The problem:
Copy the stretch from the first row through the line that contains "maximize-button[interactable]: ❐ bbox=[1214, 0, 1248, 14]", reproducing every character unchanged.

Element and coordinate records:
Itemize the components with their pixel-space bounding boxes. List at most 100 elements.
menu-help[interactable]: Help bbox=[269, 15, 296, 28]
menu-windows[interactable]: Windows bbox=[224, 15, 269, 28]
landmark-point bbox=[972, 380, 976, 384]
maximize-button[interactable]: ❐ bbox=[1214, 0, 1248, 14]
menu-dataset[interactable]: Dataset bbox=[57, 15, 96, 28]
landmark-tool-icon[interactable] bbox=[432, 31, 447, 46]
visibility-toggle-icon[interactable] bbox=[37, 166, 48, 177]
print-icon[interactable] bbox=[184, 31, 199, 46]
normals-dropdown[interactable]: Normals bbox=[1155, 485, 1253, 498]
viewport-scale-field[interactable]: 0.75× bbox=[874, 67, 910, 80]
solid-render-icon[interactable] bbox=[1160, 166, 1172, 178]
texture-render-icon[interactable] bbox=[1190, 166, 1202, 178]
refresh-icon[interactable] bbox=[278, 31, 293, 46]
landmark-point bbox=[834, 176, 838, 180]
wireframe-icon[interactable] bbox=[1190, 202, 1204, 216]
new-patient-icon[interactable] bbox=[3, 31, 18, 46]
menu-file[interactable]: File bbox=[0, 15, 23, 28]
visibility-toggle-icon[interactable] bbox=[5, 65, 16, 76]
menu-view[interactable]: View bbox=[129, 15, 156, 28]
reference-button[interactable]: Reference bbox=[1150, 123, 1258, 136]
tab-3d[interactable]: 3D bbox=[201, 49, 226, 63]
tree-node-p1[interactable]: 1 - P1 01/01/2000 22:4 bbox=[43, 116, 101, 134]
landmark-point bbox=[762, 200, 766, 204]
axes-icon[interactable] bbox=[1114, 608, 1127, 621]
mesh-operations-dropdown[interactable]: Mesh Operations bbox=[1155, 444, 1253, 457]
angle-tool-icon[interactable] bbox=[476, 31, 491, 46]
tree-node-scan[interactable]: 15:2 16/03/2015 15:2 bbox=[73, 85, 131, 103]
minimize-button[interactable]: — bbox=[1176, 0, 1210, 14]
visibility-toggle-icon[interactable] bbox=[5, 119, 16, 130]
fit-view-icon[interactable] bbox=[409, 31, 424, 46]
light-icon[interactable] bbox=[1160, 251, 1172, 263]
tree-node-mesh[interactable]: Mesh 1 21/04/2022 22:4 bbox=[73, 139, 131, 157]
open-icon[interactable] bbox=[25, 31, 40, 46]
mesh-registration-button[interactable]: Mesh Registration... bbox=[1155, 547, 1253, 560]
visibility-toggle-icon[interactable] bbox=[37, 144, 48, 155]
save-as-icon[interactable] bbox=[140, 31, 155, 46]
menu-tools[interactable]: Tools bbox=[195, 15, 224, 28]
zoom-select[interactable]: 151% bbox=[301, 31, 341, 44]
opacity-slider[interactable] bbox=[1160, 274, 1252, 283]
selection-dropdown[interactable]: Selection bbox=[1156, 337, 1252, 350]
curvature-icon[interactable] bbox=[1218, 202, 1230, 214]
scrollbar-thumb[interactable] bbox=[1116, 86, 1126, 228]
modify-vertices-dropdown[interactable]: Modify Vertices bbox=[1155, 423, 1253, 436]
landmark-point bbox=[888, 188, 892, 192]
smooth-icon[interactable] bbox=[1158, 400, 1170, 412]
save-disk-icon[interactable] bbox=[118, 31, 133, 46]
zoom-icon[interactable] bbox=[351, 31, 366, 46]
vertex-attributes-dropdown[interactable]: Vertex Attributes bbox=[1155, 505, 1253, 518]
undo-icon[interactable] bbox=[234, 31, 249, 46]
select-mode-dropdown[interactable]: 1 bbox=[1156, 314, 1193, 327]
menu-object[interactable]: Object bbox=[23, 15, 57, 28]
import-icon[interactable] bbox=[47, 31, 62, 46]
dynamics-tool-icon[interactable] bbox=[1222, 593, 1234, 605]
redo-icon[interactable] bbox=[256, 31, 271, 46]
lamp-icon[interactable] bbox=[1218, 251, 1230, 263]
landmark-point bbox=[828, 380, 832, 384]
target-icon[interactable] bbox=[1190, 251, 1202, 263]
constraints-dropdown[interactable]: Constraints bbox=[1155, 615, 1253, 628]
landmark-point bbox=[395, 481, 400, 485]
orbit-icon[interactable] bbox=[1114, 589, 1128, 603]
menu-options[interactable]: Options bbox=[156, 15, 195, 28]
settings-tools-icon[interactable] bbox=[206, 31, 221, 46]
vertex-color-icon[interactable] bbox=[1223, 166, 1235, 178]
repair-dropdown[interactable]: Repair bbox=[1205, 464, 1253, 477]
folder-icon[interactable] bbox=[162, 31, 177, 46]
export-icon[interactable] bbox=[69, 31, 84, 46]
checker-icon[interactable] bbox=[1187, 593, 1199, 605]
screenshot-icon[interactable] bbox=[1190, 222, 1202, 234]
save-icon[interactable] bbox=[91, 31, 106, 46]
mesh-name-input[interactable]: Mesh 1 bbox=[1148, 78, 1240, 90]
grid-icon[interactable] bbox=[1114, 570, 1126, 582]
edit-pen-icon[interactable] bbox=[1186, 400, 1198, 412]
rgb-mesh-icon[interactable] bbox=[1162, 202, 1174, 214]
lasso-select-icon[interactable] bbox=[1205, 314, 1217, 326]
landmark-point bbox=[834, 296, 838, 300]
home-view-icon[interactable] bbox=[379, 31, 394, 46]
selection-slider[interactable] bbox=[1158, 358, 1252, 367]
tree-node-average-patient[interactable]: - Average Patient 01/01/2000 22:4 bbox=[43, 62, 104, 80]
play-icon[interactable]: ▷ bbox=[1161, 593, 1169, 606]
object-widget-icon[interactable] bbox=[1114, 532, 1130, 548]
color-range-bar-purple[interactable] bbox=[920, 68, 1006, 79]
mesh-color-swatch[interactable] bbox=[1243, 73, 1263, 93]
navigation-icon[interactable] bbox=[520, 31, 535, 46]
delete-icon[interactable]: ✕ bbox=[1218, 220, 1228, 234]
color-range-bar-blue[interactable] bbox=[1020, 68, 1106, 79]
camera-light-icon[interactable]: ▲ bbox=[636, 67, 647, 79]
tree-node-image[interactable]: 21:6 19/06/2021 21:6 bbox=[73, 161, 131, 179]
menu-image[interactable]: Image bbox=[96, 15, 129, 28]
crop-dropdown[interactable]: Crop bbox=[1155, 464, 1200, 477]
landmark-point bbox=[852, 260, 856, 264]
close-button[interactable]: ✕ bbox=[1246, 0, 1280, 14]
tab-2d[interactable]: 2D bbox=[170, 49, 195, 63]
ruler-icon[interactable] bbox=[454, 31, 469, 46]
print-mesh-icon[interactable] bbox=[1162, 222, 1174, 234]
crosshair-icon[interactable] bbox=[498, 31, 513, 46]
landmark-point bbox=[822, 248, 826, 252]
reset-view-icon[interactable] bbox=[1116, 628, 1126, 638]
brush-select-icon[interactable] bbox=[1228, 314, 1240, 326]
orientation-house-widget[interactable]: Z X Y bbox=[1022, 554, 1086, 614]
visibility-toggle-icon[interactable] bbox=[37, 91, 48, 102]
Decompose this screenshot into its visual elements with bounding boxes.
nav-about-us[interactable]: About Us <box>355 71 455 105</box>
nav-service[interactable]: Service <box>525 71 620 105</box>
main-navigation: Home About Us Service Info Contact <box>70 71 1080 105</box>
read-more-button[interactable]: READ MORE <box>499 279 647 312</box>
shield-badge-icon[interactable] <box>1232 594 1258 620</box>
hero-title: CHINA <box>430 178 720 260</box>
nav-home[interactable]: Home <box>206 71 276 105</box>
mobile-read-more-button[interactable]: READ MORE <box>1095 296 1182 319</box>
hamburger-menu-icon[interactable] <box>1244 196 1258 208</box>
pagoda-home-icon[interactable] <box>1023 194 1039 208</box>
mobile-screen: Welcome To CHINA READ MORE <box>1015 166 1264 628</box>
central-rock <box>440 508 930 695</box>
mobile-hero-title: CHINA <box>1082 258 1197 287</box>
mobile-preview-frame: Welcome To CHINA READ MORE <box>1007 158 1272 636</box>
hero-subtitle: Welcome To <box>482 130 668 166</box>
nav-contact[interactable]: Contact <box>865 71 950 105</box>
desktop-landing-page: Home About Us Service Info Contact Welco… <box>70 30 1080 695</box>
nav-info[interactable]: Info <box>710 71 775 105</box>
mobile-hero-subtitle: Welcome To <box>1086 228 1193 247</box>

Answer for the task:
Itemize the components with their pixel-space bounding boxes. List at most 100 elements.
menu-help[interactable]: Help bbox=[269, 15, 296, 28]
menu-windows[interactable]: Windows bbox=[224, 15, 269, 28]
landmark-point bbox=[972, 380, 976, 384]
maximize-button[interactable]: ❐ bbox=[1214, 0, 1248, 14]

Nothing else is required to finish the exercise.